--- Start DATA SUPPLIED ---
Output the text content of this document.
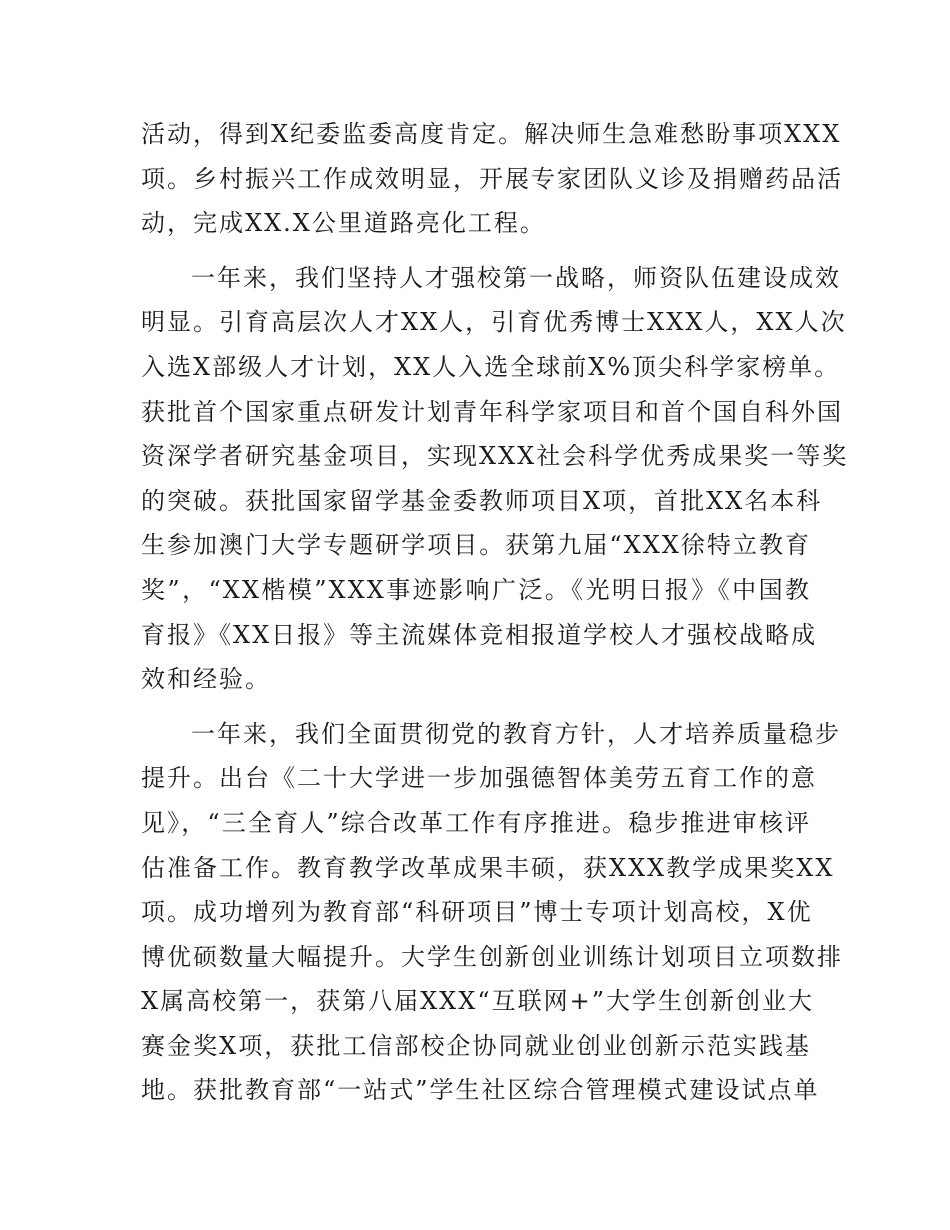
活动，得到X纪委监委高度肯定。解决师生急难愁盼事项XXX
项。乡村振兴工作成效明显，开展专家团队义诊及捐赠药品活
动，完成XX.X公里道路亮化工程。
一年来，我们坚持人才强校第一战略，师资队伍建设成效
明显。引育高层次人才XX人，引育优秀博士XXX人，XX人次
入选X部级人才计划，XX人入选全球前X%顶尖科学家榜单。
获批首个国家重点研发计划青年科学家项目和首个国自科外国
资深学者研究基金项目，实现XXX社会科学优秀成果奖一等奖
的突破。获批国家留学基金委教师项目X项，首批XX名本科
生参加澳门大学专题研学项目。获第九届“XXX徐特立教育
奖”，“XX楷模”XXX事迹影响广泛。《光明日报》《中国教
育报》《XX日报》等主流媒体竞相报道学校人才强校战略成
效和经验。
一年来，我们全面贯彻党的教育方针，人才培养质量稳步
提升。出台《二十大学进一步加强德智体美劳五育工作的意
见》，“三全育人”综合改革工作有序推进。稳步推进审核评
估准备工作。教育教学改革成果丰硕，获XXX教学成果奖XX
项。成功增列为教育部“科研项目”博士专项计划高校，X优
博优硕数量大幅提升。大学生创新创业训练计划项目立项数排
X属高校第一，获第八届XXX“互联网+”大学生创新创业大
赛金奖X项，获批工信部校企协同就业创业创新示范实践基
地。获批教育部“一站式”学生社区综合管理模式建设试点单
--- End DATA SUPPLIED ---
--- Start DATA SUPPLIED ---
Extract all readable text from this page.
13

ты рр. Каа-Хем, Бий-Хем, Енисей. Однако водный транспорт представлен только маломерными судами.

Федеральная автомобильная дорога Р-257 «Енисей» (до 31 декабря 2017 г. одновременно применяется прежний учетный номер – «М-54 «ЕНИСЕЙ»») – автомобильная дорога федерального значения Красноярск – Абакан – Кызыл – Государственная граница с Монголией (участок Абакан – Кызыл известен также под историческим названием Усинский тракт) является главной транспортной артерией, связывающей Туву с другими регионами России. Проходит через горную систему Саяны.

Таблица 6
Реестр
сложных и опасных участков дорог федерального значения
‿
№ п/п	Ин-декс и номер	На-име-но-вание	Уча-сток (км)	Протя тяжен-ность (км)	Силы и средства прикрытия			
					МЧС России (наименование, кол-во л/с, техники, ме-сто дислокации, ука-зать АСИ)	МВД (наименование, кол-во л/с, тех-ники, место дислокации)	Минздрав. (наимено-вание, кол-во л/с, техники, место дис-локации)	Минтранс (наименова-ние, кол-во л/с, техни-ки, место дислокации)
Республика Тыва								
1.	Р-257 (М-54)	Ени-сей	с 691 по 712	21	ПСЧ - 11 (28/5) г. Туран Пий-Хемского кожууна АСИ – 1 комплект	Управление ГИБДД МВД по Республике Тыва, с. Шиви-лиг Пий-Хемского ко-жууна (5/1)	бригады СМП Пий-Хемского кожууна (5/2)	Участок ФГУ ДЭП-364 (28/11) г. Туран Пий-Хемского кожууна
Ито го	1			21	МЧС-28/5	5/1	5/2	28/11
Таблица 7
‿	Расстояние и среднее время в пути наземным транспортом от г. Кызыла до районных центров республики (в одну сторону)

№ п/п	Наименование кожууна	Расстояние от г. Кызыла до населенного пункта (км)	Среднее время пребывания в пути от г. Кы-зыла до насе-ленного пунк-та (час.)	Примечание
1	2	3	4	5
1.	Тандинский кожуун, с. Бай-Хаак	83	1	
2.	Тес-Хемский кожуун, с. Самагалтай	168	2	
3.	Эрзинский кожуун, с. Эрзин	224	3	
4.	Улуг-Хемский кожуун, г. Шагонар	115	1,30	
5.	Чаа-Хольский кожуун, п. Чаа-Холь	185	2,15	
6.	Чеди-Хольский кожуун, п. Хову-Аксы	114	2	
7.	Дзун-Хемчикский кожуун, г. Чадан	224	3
--- End DATA SUPPLIED ---
__WRITTEN TASK__
Isolate the lines that hold the word "значения" and copy all of them.

__THE ANSWER__
Федеральная автомобильная дорога Р-257 «Енисей» (до 31 декабря 2017 г. одновременно применяется прежний учетный номер – «М-54 «ЕНИСЕЙ»») – автомобильная дорога федерального значения Красноярск – Абакан – Кызыл – Государственная граница с Монголией (участок Абакан – Кызыл известен также под историческим названием Усинский тракт) является главной транспортной артерией, связывающей Туву с другими регионами России. Проходит через горную систему Саяны.
сложных и опасных участков дорог федерального значения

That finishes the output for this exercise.